Directions: Images are not part of the copy; transcribe all the data exactly.

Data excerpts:

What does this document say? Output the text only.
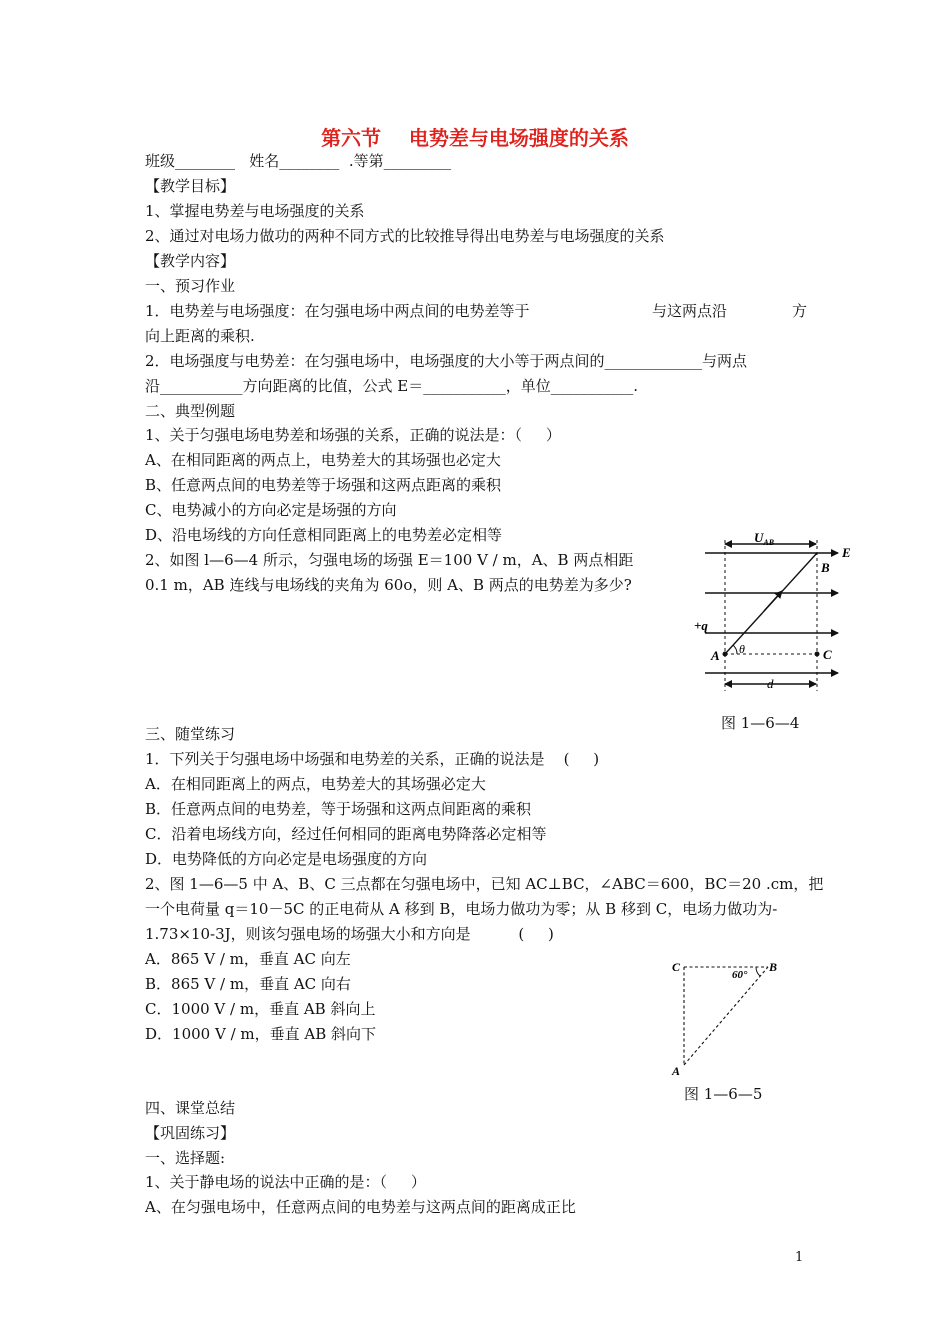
第六节    电势差与电场强度的关系
班级________   姓名________  .等第_________
【教学目标】
1、掌握电势差与电场强度的关系
2、通过对电场力做功的两种不同方式的比较推导得出电势差与电场强度的关系
【教学内容】
一、预习作业
1．电势差与电场强度：在匀强电场中两点间的电势差等于	与这两点沿	方
向上距离的乘积.
2．电场强度与电势差：在匀强电场中，电场强度的大小等于两点间的_____________与两点
沿___________方向距离的比值，公式 E＝___________，单位___________.
二、典型例题
1、关于匀强电场电势差和场强的关系，正确的说法是：（     ）
A、在相同距离的两点上，电势差大的其场强也必定大
B、任意两点间的电势差等于场强和这两点距离的乘积
C、电势减小的方向必定是场强的方向
D、沿电场线的方向任意相同距离上的电势差必定相等
2、如图 l—6—4 所示，匀强电场的场强 E＝100 V / m，A、B 两点相距
0.1 m，AB 连线与电场线的夹角为 60o，则 A、B 两点的电势差为多少?
$U_{AB}$
E
B
+q
A θ	C
d
图 1—6—4
三、随堂练习
1．下列关于匀强电场中场强和电势差的关系，正确的说法是    (     )
A．在相同距离上的两点，电势差大的其场强必定大
B．任意两点间的电势差，等于场强和这两点间距离的乘积
C．沿着电场线方向，经过任何相同的距离电势降落必定相等
D．电势降低的方向必定是电场强度的方向
2、图 1—6—5 中 A、B、C 三点都在匀强电场中，已知 AC⊥BC，∠ABC＝600，BC＝20 .cm，把
一个电荷量 q＝10－5C 的正电荷从 A 移到 B，电场力做功为零；从 B 移到 C，电场力做功为-
1.73×10-3J，则该匀强电场的场强大小和方向是          (     )
A．865 V / m，垂直 AC 向左
B．865 V / m，垂直 AC 向右
C．1000 V / m，垂直 AB 斜向上
D．1000 V / m，垂直 AB 斜向下
C	B
A
60°
图 1—6—5
四、课堂总结
【巩固练习】
一、选择题:
1、关于静电场的说法中正确的是：（     ）
A、在匀强电场中，任意两点间的电势差与这两点间的距离成正比
1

Complete output:
What does this document say? Output the text only.
第六节    电势差与电场强度的关系
班级________   姓名________  .等第_________
【教学目标】
1、掌握电势差与电场强度的关系
2、通过对电场力做功的两种不同方式的比较推导得出电势差与电场强度的关系
【教学内容】
一、预习作业
1．电势差与电场强度：在匀强电场中两点间的电势差等于	与这两点沿	方
向上距离的乘积.
2．电场强度与电势差：在匀强电场中，电场强度的大小等于两点间的_____________与两点
沿___________方向距离的比值，公式 E＝___________，单位___________.
二、典型例题
1、关于匀强电场电势差和场强的关系，正确的说法是：（     ）
A、在相同距离的两点上，电势差大的其场强也必定大
B、任意两点间的电势差等于场强和这两点距离的乘积
C、电势减小的方向必定是场强的方向
D、沿电场线的方向任意相同距离上的电势差必定相等
2、如图 l—6—4 所示，匀强电场的场强 E＝100 V / m，A、B 两点相距
0.1 m，AB 连线与电场线的夹角为 60o，则 A、B 两点的电势差为多少?
$U_{AB}$
E
B
+q
A θ	C
d
图 1—6—4
三、随堂练习
1．下列关于匀强电场中场强和电势差的关系，正确的说法是    (     )
A．在相同距离上的两点，电势差大的其场强必定大
B．任意两点间的电势差，等于场强和这两点间距离的乘积
C．沿着电场线方向，经过任何相同的距离电势降落必定相等
D．电势降低的方向必定是电场强度的方向
2、图 1—6—5 中 A、B、C 三点都在匀强电场中，已知 AC⊥BC，∠ABC＝600，BC＝20 .cm，把
一个电荷量 q＝10－5C 的正电荷从 A 移到 B，电场力做功为零；从 B 移到 C，电场力做功为-
1.73×10-3J，则该匀强电场的场强大小和方向是          (     )
A．865 V / m，垂直 AC 向左
B．865 V / m，垂直 AC 向右
C．1000 V / m，垂直 AB 斜向上
D．1000 V / m，垂直 AB 斜向下
C	B
A
60°
图 1—6—5
四、课堂总结
【巩固练习】
一、选择题:
1、关于静电场的说法中正确的是：（     ）
A、在匀强电场中，任意两点间的电势差与这两点间的距离成正比
1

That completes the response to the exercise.